* _WRITTEN REQUEST_: Spot each line in the records below where the word "Biblioteca" occurs, then copy it.
>> BEGIN DATA ENTRIES
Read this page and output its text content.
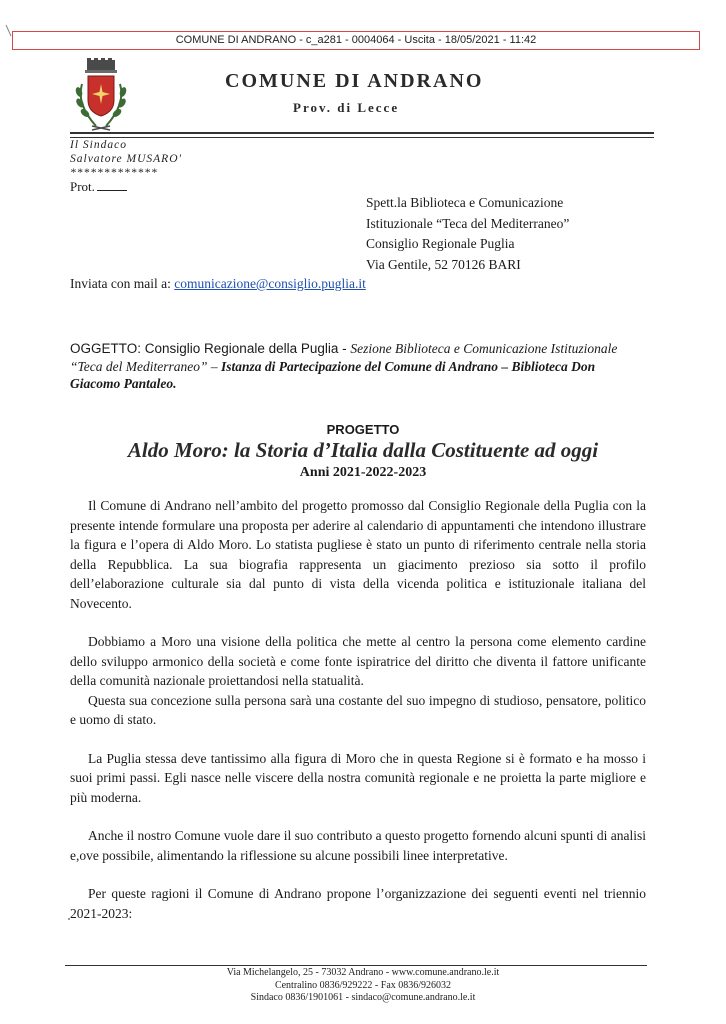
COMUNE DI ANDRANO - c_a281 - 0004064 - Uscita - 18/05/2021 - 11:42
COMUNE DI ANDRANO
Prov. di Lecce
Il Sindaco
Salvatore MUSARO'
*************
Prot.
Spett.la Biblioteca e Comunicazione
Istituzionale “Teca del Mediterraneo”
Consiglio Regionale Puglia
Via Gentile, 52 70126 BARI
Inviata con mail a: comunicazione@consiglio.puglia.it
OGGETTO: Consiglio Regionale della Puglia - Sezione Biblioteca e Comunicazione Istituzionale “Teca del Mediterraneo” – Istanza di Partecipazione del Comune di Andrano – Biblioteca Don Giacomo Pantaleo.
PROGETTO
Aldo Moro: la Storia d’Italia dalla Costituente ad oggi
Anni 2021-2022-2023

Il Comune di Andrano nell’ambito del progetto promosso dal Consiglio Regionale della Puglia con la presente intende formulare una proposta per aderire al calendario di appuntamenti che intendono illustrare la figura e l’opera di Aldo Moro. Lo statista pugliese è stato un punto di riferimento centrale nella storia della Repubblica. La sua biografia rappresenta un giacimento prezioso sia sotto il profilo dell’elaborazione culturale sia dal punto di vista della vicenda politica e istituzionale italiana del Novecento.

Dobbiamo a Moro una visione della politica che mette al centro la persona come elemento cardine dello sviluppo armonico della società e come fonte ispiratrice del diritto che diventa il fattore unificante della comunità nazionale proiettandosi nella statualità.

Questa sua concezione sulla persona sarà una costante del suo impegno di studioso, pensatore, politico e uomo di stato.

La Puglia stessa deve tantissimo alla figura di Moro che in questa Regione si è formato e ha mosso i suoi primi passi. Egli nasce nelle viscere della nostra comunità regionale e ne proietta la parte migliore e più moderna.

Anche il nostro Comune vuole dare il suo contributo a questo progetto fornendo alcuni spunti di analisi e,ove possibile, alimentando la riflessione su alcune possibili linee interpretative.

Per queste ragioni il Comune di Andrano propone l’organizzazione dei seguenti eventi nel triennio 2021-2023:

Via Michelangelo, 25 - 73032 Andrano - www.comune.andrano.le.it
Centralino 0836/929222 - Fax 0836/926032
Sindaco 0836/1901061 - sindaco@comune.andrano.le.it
>> END DATA ENTRIES
* _OUTPUT FOR THIS TASK_:
Spett.la Biblioteca e Comunicazione
OGGETTO: Consiglio Regionale della Puglia - Sezione Biblioteca e Comunicazione Istituzionale “Teca del Mediterraneo” – Istanza di Partecipazione del Comune di Andrano – Biblioteca Don Giacomo Pantaleo.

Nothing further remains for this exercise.